◆ **PROBLEM REQUIREMENTS**
Copy out the complete listing, word for word.

---+---

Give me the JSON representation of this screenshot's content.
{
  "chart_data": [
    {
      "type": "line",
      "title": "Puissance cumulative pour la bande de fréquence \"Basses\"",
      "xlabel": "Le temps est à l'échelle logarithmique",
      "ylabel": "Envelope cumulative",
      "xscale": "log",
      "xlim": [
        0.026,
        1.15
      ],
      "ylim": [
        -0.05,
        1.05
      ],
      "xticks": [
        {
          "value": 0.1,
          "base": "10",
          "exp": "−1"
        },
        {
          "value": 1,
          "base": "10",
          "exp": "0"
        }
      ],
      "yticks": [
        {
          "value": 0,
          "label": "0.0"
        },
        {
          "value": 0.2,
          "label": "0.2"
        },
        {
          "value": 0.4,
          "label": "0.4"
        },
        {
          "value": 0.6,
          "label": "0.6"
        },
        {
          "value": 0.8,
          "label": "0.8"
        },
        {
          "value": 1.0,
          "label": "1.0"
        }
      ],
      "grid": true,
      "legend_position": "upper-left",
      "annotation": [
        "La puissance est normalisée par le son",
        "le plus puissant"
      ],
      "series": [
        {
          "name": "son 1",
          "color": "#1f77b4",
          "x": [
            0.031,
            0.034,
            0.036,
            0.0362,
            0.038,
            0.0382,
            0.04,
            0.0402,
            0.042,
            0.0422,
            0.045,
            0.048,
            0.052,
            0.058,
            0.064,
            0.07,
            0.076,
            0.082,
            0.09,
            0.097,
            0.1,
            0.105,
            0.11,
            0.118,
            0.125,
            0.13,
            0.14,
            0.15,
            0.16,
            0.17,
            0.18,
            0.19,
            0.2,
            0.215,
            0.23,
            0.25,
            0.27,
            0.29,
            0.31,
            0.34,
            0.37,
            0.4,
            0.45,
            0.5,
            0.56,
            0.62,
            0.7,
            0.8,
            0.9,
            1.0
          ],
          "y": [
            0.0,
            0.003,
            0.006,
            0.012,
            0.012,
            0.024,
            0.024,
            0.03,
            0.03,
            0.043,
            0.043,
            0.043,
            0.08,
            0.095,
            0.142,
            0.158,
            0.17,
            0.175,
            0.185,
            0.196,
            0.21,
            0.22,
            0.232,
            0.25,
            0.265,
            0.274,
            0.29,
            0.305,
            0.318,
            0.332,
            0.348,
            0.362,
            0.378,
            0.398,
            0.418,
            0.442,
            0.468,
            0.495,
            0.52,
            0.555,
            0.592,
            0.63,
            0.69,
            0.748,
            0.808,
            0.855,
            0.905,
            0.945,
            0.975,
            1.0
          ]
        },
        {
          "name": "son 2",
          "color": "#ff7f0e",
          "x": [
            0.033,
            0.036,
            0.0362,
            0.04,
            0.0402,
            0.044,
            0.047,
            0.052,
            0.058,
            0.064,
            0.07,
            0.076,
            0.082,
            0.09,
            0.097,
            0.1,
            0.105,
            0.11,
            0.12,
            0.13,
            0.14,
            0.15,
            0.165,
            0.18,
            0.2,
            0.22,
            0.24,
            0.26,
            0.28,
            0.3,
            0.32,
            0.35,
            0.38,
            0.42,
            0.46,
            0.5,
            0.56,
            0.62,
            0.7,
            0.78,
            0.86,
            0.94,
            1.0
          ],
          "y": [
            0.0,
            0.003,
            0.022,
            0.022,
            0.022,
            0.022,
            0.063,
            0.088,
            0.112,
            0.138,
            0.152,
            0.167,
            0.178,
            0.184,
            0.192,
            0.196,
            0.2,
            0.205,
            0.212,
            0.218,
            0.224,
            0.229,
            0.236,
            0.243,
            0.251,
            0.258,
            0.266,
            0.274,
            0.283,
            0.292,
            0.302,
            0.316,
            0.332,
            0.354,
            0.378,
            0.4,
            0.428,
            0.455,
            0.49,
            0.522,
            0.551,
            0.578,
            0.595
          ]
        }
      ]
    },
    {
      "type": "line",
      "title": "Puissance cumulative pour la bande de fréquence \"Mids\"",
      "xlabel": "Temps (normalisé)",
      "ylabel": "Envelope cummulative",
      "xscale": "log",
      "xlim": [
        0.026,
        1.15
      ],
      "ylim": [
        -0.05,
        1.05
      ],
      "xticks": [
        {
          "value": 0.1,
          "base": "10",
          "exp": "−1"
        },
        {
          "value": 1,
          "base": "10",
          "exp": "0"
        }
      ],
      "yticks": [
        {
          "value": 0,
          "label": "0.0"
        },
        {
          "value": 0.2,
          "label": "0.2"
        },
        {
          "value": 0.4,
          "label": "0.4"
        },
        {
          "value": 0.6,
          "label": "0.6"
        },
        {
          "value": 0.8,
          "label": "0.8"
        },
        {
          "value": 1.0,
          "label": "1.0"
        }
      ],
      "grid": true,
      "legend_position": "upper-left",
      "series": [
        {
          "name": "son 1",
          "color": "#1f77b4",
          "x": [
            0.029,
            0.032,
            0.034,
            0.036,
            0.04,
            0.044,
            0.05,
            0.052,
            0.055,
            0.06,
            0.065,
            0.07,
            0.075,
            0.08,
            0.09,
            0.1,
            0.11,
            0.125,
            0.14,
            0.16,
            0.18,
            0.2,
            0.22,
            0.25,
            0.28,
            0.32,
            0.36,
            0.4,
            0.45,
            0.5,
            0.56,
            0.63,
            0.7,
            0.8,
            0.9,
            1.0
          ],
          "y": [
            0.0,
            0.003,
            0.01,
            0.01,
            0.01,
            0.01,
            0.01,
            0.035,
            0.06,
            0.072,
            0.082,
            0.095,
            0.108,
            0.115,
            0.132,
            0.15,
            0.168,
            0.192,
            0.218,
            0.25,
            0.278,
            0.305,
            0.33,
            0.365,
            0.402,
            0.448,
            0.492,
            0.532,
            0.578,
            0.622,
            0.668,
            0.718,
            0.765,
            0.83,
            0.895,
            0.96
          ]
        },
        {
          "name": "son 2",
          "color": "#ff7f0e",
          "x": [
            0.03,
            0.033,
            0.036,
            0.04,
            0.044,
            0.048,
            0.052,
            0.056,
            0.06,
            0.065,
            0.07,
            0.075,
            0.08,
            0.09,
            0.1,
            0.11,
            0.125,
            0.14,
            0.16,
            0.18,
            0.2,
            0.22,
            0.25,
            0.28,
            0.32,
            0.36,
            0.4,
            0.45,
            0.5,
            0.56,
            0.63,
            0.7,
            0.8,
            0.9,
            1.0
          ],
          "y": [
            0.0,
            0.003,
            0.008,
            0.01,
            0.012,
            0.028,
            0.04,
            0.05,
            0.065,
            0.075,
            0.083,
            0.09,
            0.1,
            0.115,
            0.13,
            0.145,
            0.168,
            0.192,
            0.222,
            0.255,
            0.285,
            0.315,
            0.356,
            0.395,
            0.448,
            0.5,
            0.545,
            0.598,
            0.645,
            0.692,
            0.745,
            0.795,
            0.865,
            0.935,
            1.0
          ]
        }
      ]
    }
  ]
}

---+---

◆ **SOLUTION BELOW**
Give me the JSON representation of this screenshot's content.
{
  "chart_data": [
    {
      "type": "line",
      "title": "Puissance cumulative pour la bande de fréquence \"Basses\"",
      "xlabel": "Le temps est à l'échelle logarithmique",
      "ylabel": "Envelope cumulative",
      "xscale": "log",
      "xlim": [
        0.026,
        1.15
      ],
      "ylim": [
        -0.05,
        1.05
      ],
      "xticks": [
        {
          "value": 0.1,
          "base": "10",
          "exp": "−1"
        },
        {
          "value": 1,
          "base": "10",
          "exp": "0"
        }
      ],
      "yticks": [
        {
          "value": 0,
          "label": "0.0"
        },
        {
          "value": 0.2,
          "label": "0.2"
        },
        {
          "value": 0.4,
          "label": "0.4"
        },
        {
          "value": 0.6,
          "label": "0.6"
        },
        {
          "value": 0.8,
          "label": "0.8"
        },
        {
          "value": 1.0,
          "label": "1.0"
        }
      ],
      "grid": true,
      "legend_position": "upper-left",
      "annotation": [
        "La puissance est normalisée par le son",
        "le plus puissant"
      ],
      "series": [
        {
          "name": "son 1",
          "color": "#1f77b4",
          "x": [
            0.031,
            0.034,
            0.036,
            0.0362,
            0.038,
            0.0382,
            0.04,
            0.0402,
            0.042,
            0.0422,
            0.045,
            0.048,
            0.052,
            0.058,
            0.064,
            0.07,
            0.076,
            0.082,
            0.09,
            0.097,
            0.1,
            0.105,
            0.11,
            0.118,
            0.125,
            0.13,
            0.14,
            0.15,
            0.16,
            0.17,
            0.18,
            0.19,
            0.2,
            0.215,
            0.23,
            0.25,
            0.27,
            0.29,
            0.31,
            0.34,
            0.37,
            0.4,
            0.45,
            0.5,
            0.56,
            0.62,
            0.7,
            0.8,
            0.9,
            1.0
          ],
          "y": [
            0.0,
            0.003,
            0.006,
            0.012,
            0.012,
            0.024,
            0.024,
            0.03,
            0.03,
            0.043,
            0.043,
            0.043,
            0.08,
            0.095,
            0.142,
            0.158,
            0.17,
            0.175,
            0.185,
            0.196,
            0.21,
            0.22,
            0.232,
            0.25,
            0.265,
            0.274,
            0.29,
            0.305,
            0.318,
            0.332,
            0.348,
            0.362,
            0.378,
            0.398,
            0.418,
            0.442,
            0.468,
            0.495,
            0.52,
            0.555,
            0.592,
            0.63,
            0.69,
            0.748,
            0.808,
            0.855,
            0.905,
            0.945,
            0.975,
            1.0
          ]
        },
        {
          "name": "son 2",
          "color": "#ff7f0e",
          "x": [
            0.033,
            0.036,
            0.0362,
            0.04,
            0.0402,
            0.044,
            0.047,
            0.052,
            0.058,
            0.064,
            0.07,
            0.076,
            0.082,
            0.09,
            0.097,
            0.1,
            0.105,
            0.11,
            0.12,
            0.13,
            0.14,
            0.15,
            0.165,
            0.18,
            0.2,
            0.22,
            0.24,
            0.26,
            0.28,
            0.3,
            0.32,
            0.35,
            0.38,
            0.42,
            0.46,
            0.5,
            0.56,
            0.62,
            0.7,
            0.78,
            0.86,
            0.94,
            1.0
          ],
          "y": [
            0.0,
            0.003,
            0.022,
            0.022,
            0.022,
            0.022,
            0.063,
            0.088,
            0.112,
            0.138,
            0.152,
            0.167,
            0.178,
            0.184,
            0.192,
            0.196,
            0.2,
            0.205,
            0.212,
            0.218,
            0.224,
            0.229,
            0.236,
            0.243,
            0.251,
            0.258,
            0.266,
            0.274,
            0.283,
            0.292,
            0.302,
            0.316,
            0.332,
            0.354,
            0.378,
            0.4,
            0.428,
            0.455,
            0.49,
            0.522,
            0.551,
            0.578,
            0.595
          ]
        }
      ]
    },
    {
      "type": "line",
      "title": "Puissance cumulative pour la bande de fréquence \"Mids\"",
      "xlabel": "Temps (normalisé)",
      "ylabel": "Envelope cummulative",
      "xscale": "log",
      "xlim": [
        0.026,
        1.15
      ],
      "ylim": [
        -0.05,
        1.05
      ],
      "xticks": [
        {
          "value": 0.1,
          "base": "10",
          "exp": "−1"
        },
        {
          "value": 1,
          "base": "10",
          "exp": "0"
        }
      ],
      "yticks": [
        {
          "value": 0,
          "label": "0.0"
        },
        {
          "value": 0.2,
          "label": "0.2"
        },
        {
          "value": 0.4,
          "label": "0.4"
        },
        {
          "value": 0.6,
          "label": "0.6"
        },
        {
          "value": 0.8,
          "label": "0.8"
        },
        {
          "value": 1.0,
          "label": "1.0"
        }
      ],
      "grid": true,
      "legend_position": "upper-left",
      "series": [
        {
          "name": "son 1",
          "color": "#1f77b4",
          "x": [
            0.029,
            0.032,
            0.034,
            0.036,
            0.04,
            0.044,
            0.05,
            0.052,
            0.055,
            0.06,
            0.065,
            0.07,
            0.075,
            0.08,
            0.09,
            0.1,
            0.11,
            0.125,
            0.14,
            0.16,
            0.18,
            0.2,
            0.22,
            0.25,
            0.28,
            0.32,
            0.36,
            0.4,
            0.45,
            0.5,
            0.56,
            0.63,
            0.7,
            0.8,
            0.9,
            1.0
          ],
          "y": [
            0.0,
            0.003,
            0.01,
            0.01,
            0.01,
            0.01,
            0.01,
            0.035,
            0.06,
            0.072,
            0.082,
            0.095,
            0.108,
            0.115,
            0.132,
            0.15,
            0.168,
            0.192,
            0.218,
            0.25,
            0.278,
            0.305,
            0.33,
            0.365,
            0.402,
            0.448,
            0.492,
            0.532,
            0.578,
            0.622,
            0.668,
            0.718,
            0.765,
            0.83,
            0.895,
            0.96
          ]
        },
        {
          "name": "son 2",
          "color": "#ff7f0e",
          "x": [
            0.03,
            0.033,
            0.036,
            0.04,
            0.044,
            0.048,
            0.052,
            0.056,
            0.06,
            0.065,
            0.07,
            0.075,
            0.08,
            0.09,
            0.1,
            0.11,
            0.125,
            0.14,
            0.16,
            0.18,
            0.2,
            0.22,
            0.25,
            0.28,
            0.32,
            0.36,
            0.4,
            0.45,
            0.5,
            0.56,
            0.63,
            0.7,
            0.8,
            0.9,
            1.0
          ],
          "y": [
            0.0,
            0.003,
            0.008,
            0.01,
            0.012,
            0.028,
            0.04,
            0.05,
            0.065,
            0.075,
            0.083,
            0.09,
            0.1,
            0.115,
            0.13,
            0.145,
            0.168,
            0.192,
            0.222,
            0.255,
            0.285,
            0.315,
            0.356,
            0.395,
            0.448,
            0.5,
            0.545,
            0.598,
            0.645,
            0.692,
            0.745,
            0.795,
            0.865,
            0.935,
            1.0
          ]
        }
      ]
    }
  ]
}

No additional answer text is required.